> _Dataset_
start
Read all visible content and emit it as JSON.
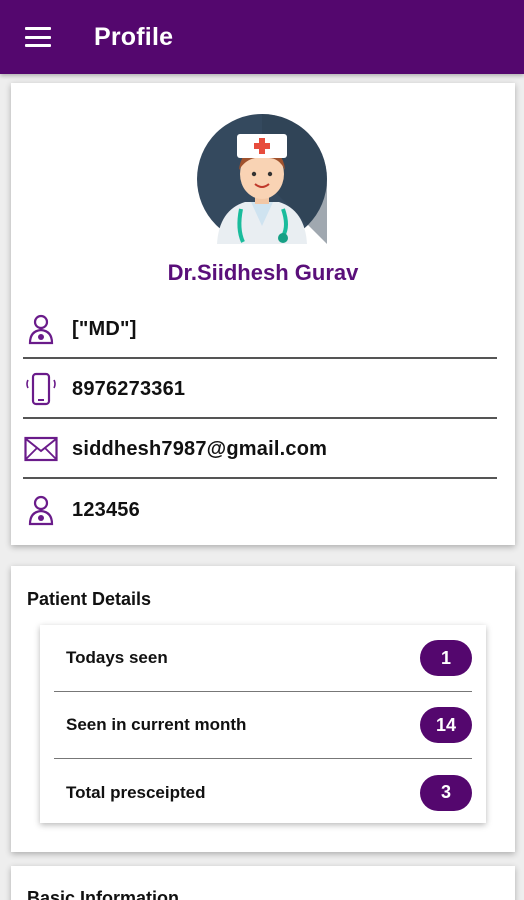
{
  "appbar": {
    "title": "Profile",
    "menu_icon": "hamburger-menu-icon",
    "color": "#54076e"
  },
  "profile": {
    "avatar_icon": "doctor-avatar-icon",
    "name": "Dr.Siidhesh Gurav",
    "rows": [
      {
        "icon": "doctor-icon",
        "value": "[\"MD\"]"
      },
      {
        "icon": "phone-icon",
        "value": "8976273361"
      },
      {
        "icon": "mail-icon",
        "value": "siddhesh7987@gmail.com"
      },
      {
        "icon": "doctor-icon",
        "value": "123456"
      }
    ]
  },
  "patient_details": {
    "title": "Patient Details",
    "stats": [
      {
        "label": "Todays seen",
        "value": "1"
      },
      {
        "label": "Seen in current month",
        "value": "14"
      },
      {
        "label": "Total presceipted",
        "value": "3"
      }
    ]
  },
  "basic_information": {
    "title": "Basic Information"
  }
}
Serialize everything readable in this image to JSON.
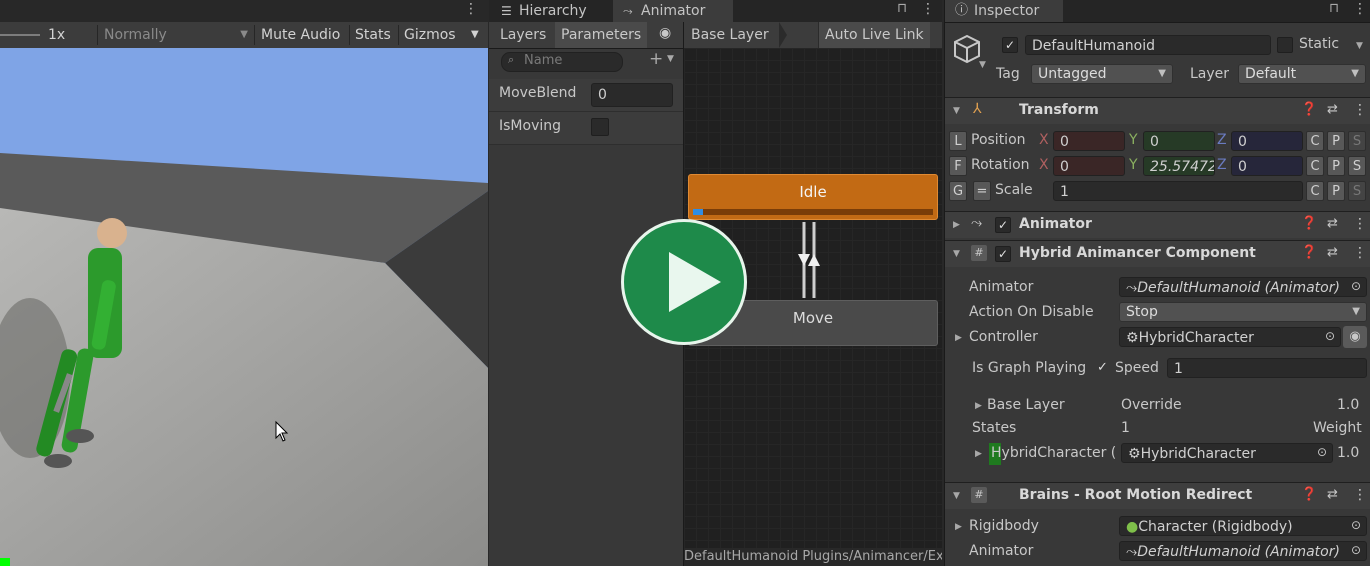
{
  "game": {
    "scale_label": "1x",
    "vsync_dropdown": "Normally",
    "mute_audio": "Mute Audio",
    "stats": "Stats",
    "gizmos": "Gizmos"
  },
  "animator": {
    "tabs": [
      "Hierarchy",
      "Animator"
    ],
    "left_tabs": [
      "Layers",
      "Parameters"
    ],
    "search_placeholder": "Name",
    "parameters": [
      {
        "name": "MoveBlend",
        "value": "0"
      },
      {
        "name": "IsMoving",
        "value": ""
      }
    ],
    "breadcrumb": "Base Layer",
    "auto_live_link": "Auto Live Link",
    "states": {
      "idle": "Idle",
      "move": "Move"
    },
    "footer_path": "DefaultHumanoid Plugins/Animancer/Exar"
  },
  "inspector": {
    "tab": "Inspector",
    "object_name": "DefaultHumanoid",
    "static_label": "Static",
    "tag_label": "Tag",
    "tag_value": "Untagged",
    "layer_label": "Layer",
    "layer_value": "Default",
    "transform": {
      "title": "Transform",
      "position": {
        "label": "Position",
        "x": "0",
        "y": "0",
        "z": "0",
        "lock": "L"
      },
      "rotation": {
        "label": "Rotation",
        "x": "0",
        "y": "25.57472",
        "z": "0",
        "lock": "F"
      },
      "scale": {
        "label": "Scale",
        "value": "1",
        "lock": "G",
        "link": "="
      },
      "cps": [
        "C",
        "P",
        "S"
      ]
    },
    "animator_component": {
      "title": "Animator"
    },
    "hybrid": {
      "title": "Hybrid Animancer Component",
      "animator_label": "Animator",
      "animator_value": "DefaultHumanoid (Animator)",
      "action_on_disable_label": "Action On Disable",
      "action_on_disable_value": "Stop",
      "controller_label": "Controller",
      "controller_value": "HybridCharacter",
      "is_graph_playing_label": "Is Graph Playing",
      "speed_label": "Speed",
      "speed_value": "1",
      "base_layer_label": "Base Layer",
      "base_layer_mode": "Override",
      "base_layer_weight": "1.0",
      "states_label": "States",
      "states_count": "1",
      "weight_label": "Weight",
      "state_name": "HybridCharacter (",
      "state_value": "HybridCharacter",
      "state_weight": "1.0"
    },
    "brains": {
      "title": "Brains - Root Motion Redirect",
      "rigidbody_label": "Rigidbody",
      "rigidbody_value": "Character (Rigidbody)",
      "animator_label": "Animator",
      "animator_value": "DefaultHumanoid (Animator)"
    }
  },
  "colors": {
    "idle_state": "#c26a14",
    "play_button": "#1e8a4a",
    "sky": "#7fa4e6"
  }
}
end
> _Directive_
Write the full listing out again with every line unchanged, but include no pictures.

> _Answer to this exercise_
Read all visible content and emit it as JSON.
{
  "appbar": {
    "title": "Profile",
    "menu_icon": "hamburger-menu-icon",
    "color": "#54076e"
  },
  "profile": {
    "avatar_icon": "doctor-avatar-icon",
    "name": "Dr.Siidhesh Gurav",
    "rows": [
      {
        "icon": "doctor-icon",
        "value": "[\"MD\"]"
      },
      {
        "icon": "phone-icon",
        "value": "8976273361"
      },
      {
        "icon": "mail-icon",
        "value": "siddhesh7987@gmail.com"
      },
      {
        "icon": "doctor-icon",
        "value": "123456"
      }
    ]
  },
  "patient_details": {
    "title": "Patient Details",
    "stats": [
      {
        "label": "Todays seen",
        "value": "1"
      },
      {
        "label": "Seen in current month",
        "value": "14"
      },
      {
        "label": "Total presceipted",
        "value": "3"
      }
    ]
  },
  "basic_information": {
    "title": "Basic Information"
  }
}
Serialize everything readable in this image to JSON.
{
  "game": {
    "scale_label": "1x",
    "vsync_dropdown": "Normally",
    "mute_audio": "Mute Audio",
    "stats": "Stats",
    "gizmos": "Gizmos"
  },
  "animator": {
    "tabs": [
      "Hierarchy",
      "Animator"
    ],
    "left_tabs": [
      "Layers",
      "Parameters"
    ],
    "search_placeholder": "Name",
    "parameters": [
      {
        "name": "MoveBlend",
        "value": "0"
      },
      {
        "name": "IsMoving",
        "value": ""
      }
    ],
    "breadcrumb": "Base Layer",
    "auto_live_link": "Auto Live Link",
    "states": {
      "idle": "Idle",
      "move": "Move"
    },
    "footer_path": "DefaultHumanoid Plugins/Animancer/Exar"
  },
  "inspector": {
    "tab": "Inspector",
    "object_name": "DefaultHumanoid",
    "static_label": "Static",
    "tag_label": "Tag",
    "tag_value": "Untagged",
    "layer_label": "Layer",
    "layer_value": "Default",
    "transform": {
      "title": "Transform",
      "position": {
        "label": "Position",
        "x": "0",
        "y": "0",
        "z": "0",
        "lock": "L"
      },
      "rotation": {
        "label": "Rotation",
        "x": "0",
        "y": "25.57472",
        "z": "0",
        "lock": "F"
      },
      "scale": {
        "label": "Scale",
        "value": "1",
        "lock": "G",
        "link": "="
      },
      "cps": [
        "C",
        "P",
        "S"
      ]
    },
    "animator_component": {
      "title": "Animator"
    },
    "hybrid": {
      "title": "Hybrid Animancer Component",
      "animator_label": "Animator",
      "animator_value": "DefaultHumanoid (Animator)",
      "action_on_disable_label": "Action On Disable",
      "action_on_disable_value": "Stop",
      "controller_label": "Controller",
      "controller_value": "HybridCharacter",
      "is_graph_playing_label": "Is Graph Playing",
      "speed_label": "Speed",
      "speed_value": "1",
      "base_layer_label": "Base Layer",
      "base_layer_mode": "Override",
      "base_layer_weight": "1.0",
      "states_label": "States",
      "states_count": "1",
      "weight_label": "Weight",
      "state_name": "HybridCharacter (",
      "state_value": "HybridCharacter",
      "state_weight": "1.0"
    },
    "brains": {
      "title": "Brains - Root Motion Redirect",
      "rigidbody_label": "Rigidbody",
      "rigidbody_value": "Character (Rigidbody)",
      "animator_label": "Animator",
      "animator_value": "DefaultHumanoid (Animator)"
    }
  },
  "colors": {
    "idle_state": "#c26a14",
    "play_button": "#1e8a4a",
    "sky": "#7fa4e6"
  }
}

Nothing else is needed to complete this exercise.